(Extracted records)

>> Start

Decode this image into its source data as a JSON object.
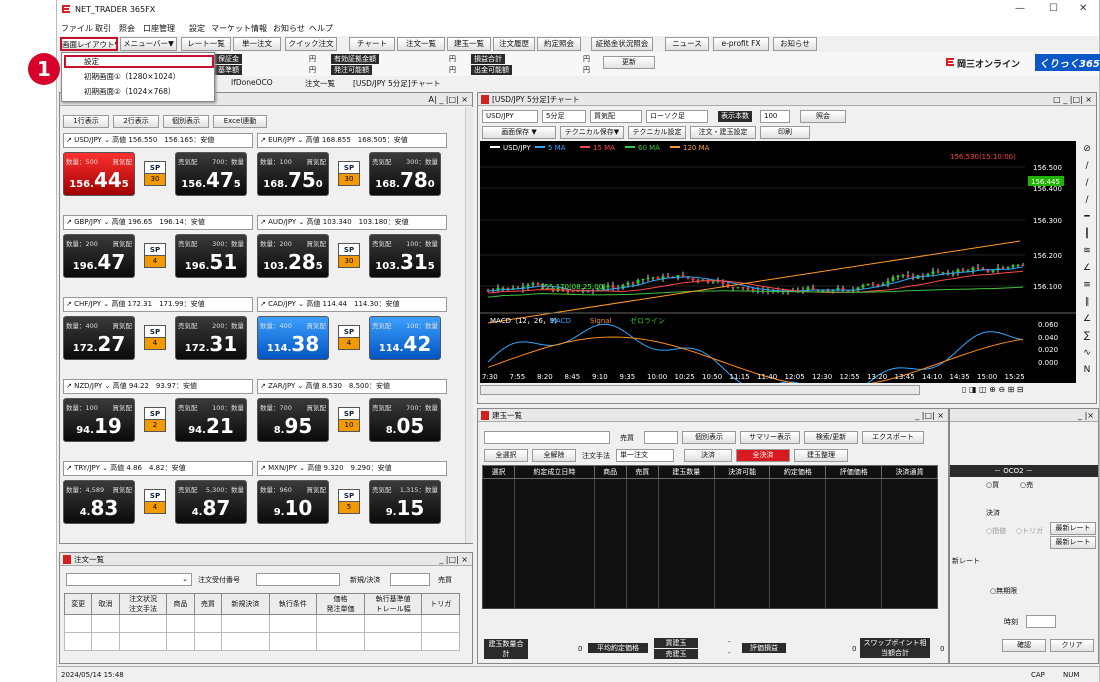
{
  "app": {
    "title": "NET_TRADER 365FX"
  },
  "window_controls": {
    "minimize": "—",
    "maximize": "☐",
    "close": "✕"
  },
  "menu": [
    "ファイル",
    "取引",
    "照会",
    "口座管理",
    "設定",
    "マーケット情報",
    "お知らせ",
    "ヘルプ"
  ],
  "toolbar": [
    "画面レイアウト▼",
    "メニューバー▼",
    "レート一覧",
    "単一注文",
    "クイック注文",
    "チャート",
    "注文一覧",
    "建玉一覧",
    "注文履歴",
    "約定照会",
    "証拠金状況照会",
    "ニュース",
    "e-profit FX",
    "お知らせ"
  ],
  "account": {
    "labels": [
      "保証金",
      "基準額",
      "円",
      "円",
      "有効証拠金額",
      "発注可能額",
      "円",
      "円",
      "損益合計",
      "出金可能額",
      "円",
      "円"
    ],
    "refresh": "更新"
  },
  "brand": {
    "company": "岡三オンライン",
    "logo": "くりっく365"
  },
  "popup": {
    "items": [
      "設定",
      "初期画面①（1280×1024）",
      "初期画面②（1024×768）"
    ]
  },
  "badge": "1",
  "main_tabs": [
    "IfDoneOCO",
    "注文一覧",
    "[USD/JPY 5分足]チャート"
  ],
  "rate_panel": {
    "buttons": [
      "1行表示",
      "2行表示",
      "個別表示",
      "Excel連動"
    ],
    "win_title": "A| _ |□| ×",
    "tiles": [
      {
        "pair": "USD/JPY",
        "info": "高値 156.550　156.165：安値",
        "qty_l": "数量：500",
        "lab_l": "買気配",
        "lab_r": "売気配",
        "qty_r": "700：数量",
        "bid_s": "156.",
        "bid_b": "44",
        "bid_e": "5",
        "sp": "SP",
        "spv": "30",
        "ask_s": "156.",
        "ask_b": "47",
        "ask_e": "5",
        "hl": "red"
      },
      {
        "pair": "EUR/JPY",
        "info": "高値 168.855　168.505：安値",
        "qty_l": "数量：100",
        "lab_l": "買気配",
        "lab_r": "売気配",
        "qty_r": "300：数量",
        "bid_s": "168.",
        "bid_b": "75",
        "bid_e": "0",
        "sp": "SP",
        "spv": "30",
        "ask_s": "168.",
        "ask_b": "78",
        "ask_e": "0",
        "hl": ""
      },
      {
        "pair": "GBP/JPY",
        "info": "高値 196.65　196.14：安値",
        "qty_l": "数量：200",
        "lab_l": "買気配",
        "lab_r": "売気配",
        "qty_r": "300：数量",
        "bid_s": "196.",
        "bid_b": "47",
        "bid_e": "",
        "sp": "SP",
        "spv": "4",
        "ask_s": "196.",
        "ask_b": "51",
        "ask_e": "",
        "hl": ""
      },
      {
        "pair": "AUD/JPY",
        "info": "高値 103.340　103.180：安値",
        "qty_l": "数量：200",
        "lab_l": "買気配",
        "lab_r": "売気配",
        "qty_r": "100：数量",
        "bid_s": "103.",
        "bid_b": "28",
        "bid_e": "5",
        "sp": "SP",
        "spv": "30",
        "ask_s": "103.",
        "ask_b": "31",
        "ask_e": "5",
        "hl": ""
      },
      {
        "pair": "CHF/JPY",
        "info": "高値 172.31　171.99：安値",
        "qty_l": "数量：400",
        "lab_l": "買気配",
        "lab_r": "売気配",
        "qty_r": "200：数量",
        "bid_s": "172.",
        "bid_b": "27",
        "bid_e": "",
        "sp": "SP",
        "spv": "4",
        "ask_s": "172.",
        "ask_b": "31",
        "ask_e": "",
        "hl": ""
      },
      {
        "pair": "CAD/JPY",
        "info": "高値 114.44　114.30：安値",
        "qty_l": "数量：400",
        "lab_l": "買気配",
        "lab_r": "売気配",
        "qty_r": "100：数量",
        "bid_s": "114.",
        "bid_b": "38",
        "bid_e": "",
        "sp": "SP",
        "spv": "4",
        "ask_s": "114.",
        "ask_b": "42",
        "ask_e": "",
        "hl": "blue"
      },
      {
        "pair": "NZD/JPY",
        "info": "高値 94.22　93.97：安値",
        "qty_l": "数量：100",
        "lab_l": "買気配",
        "lab_r": "売気配",
        "qty_r": "100：数量",
        "bid_s": "94.",
        "bid_b": "19",
        "bid_e": "",
        "sp": "SP",
        "spv": "2",
        "ask_s": "94.",
        "ask_b": "21",
        "ask_e": "",
        "hl": ""
      },
      {
        "pair": "ZAR/JPY",
        "info": "高値 8.530　8.500：安値",
        "qty_l": "数量：700",
        "lab_l": "買気配",
        "lab_r": "売気配",
        "qty_r": "700：数量",
        "bid_s": "8.",
        "bid_b": "95",
        "bid_e": "",
        "sp": "SP",
        "spv": "10",
        "ask_s": "8.",
        "ask_b": "05",
        "ask_e": "",
        "hl": ""
      },
      {
        "pair": "TRY/JPY",
        "info": "高値 4.86　4.82：安値",
        "qty_l": "数量：4,589",
        "lab_l": "買気配",
        "lab_r": "売気配",
        "qty_r": "5,300：数量",
        "bid_s": "4.",
        "bid_b": "83",
        "bid_e": "",
        "sp": "SP",
        "spv": "4",
        "ask_s": "4.",
        "ask_b": "87",
        "ask_e": "",
        "hl": ""
      },
      {
        "pair": "MXN/JPY",
        "info": "高値 9.320　9.290：安値",
        "qty_l": "数量：960",
        "lab_l": "買気配",
        "lab_r": "売気配",
        "qty_r": "1,315：数量",
        "bid_s": "9.",
        "bid_b": "10",
        "bid_e": "",
        "sp": "SP",
        "spv": "5",
        "ask_s": "9.",
        "ask_b": "15",
        "ask_e": "",
        "hl": ""
      }
    ]
  },
  "chart": {
    "title": "[USD/JPY 5分足]チャート",
    "controls": [
      "USD/JPY",
      "5分足",
      "買気配",
      "ローソク足",
      "表示本数",
      "100",
      "照会"
    ],
    "buttons": [
      "画面保存 ▼",
      "テクニカル保存▼",
      "テクニカル設定",
      "注文・建玉設定",
      "印刷"
    ],
    "legend": [
      "USD/JPY",
      "5 MA",
      "15 MA",
      "60 MA",
      "120 MA"
    ],
    "legend_colors": [
      "#ffffff",
      "#2ea8ff",
      "#ff4a4a",
      "#3ec43e",
      "#ff9a2a"
    ],
    "yticks": [
      "156.500",
      "156.400",
      "156.300",
      "156.200",
      "156.100"
    ],
    "last_price": "156.445",
    "high_label": "156.530(15:10:00)",
    "low_label": "155.170(08:25:00)",
    "macd_legend": [
      "MACD（12，26，9）",
      "MACD",
      "Signal",
      "ゼロライン"
    ],
    "macd_ticks": [
      "0.060",
      "0.040",
      "0.020",
      "0.000"
    ],
    "xticks": [
      "7:30",
      "7:55",
      "8:20",
      "8:45",
      "9:10",
      "9:35",
      "10:00",
      "10:25",
      "10:50",
      "11:15",
      "11:40",
      "12:05",
      "12:30",
      "12:55",
      "13:20",
      "13:45",
      "14:10",
      "14:35",
      "15:00",
      "15:25"
    ]
  },
  "positions": {
    "title": "建玉一覧",
    "selects": [
      "",
      "売買"
    ],
    "buttons": [
      "個別表示",
      "サマリー表示",
      "検索/更新",
      "エクスポート"
    ],
    "row2": [
      "全選択",
      "全解除",
      "注文手法",
      "単一注文",
      "決済",
      "全決済",
      "建玉整理"
    ],
    "cols": [
      "選択",
      "約定成立日時",
      "商品",
      "売買",
      "建玉数量",
      "決済可能",
      "約定価格",
      "評価価格",
      "決済通貨"
    ],
    "footer": [
      "建玉数量合計",
      "0",
      "平均約定価格",
      "買建玉",
      "売建玉",
      "-",
      "-",
      "評価損益",
      "0",
      "スワップポイント相当額合計",
      "0"
    ]
  },
  "orders": {
    "title": "注文一覧",
    "filter": [
      "注文受付番号",
      "新規/決済",
      "売買"
    ],
    "cols": [
      "変更",
      "取消",
      "注文状況",
      "注文手法",
      "商品",
      "売買",
      "新規決済",
      "執行条件",
      "価格",
      "発注単価",
      "執行基準値",
      "トレール幅",
      "トリガ"
    ]
  },
  "order_panel": {
    "oco": "－ OCO2 －",
    "buy": "○買",
    "sell": "○売",
    "settle": "決済",
    "limit": "○指値",
    "trig": "○トリガ",
    "latest": "最新レート",
    "latest2": "最新レート",
    "rate": "新レート",
    "nolimit": "○無期限",
    "time": "時刻",
    "confirm": "確認",
    "clear": "クリア"
  },
  "status": {
    "datetime": "2024/05/14 15:48",
    "cap": "CAP",
    "num": "NUM"
  }
}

>> End

__TASK TO CARRY OUT__:
Select the lines from the entries that include the word "チャート".

__REPLY TO THE EXERCISE__:
    "チャート",
    "[USD/JPY 5分足]チャート"
    "title": "[USD/JPY 5分足]チャート",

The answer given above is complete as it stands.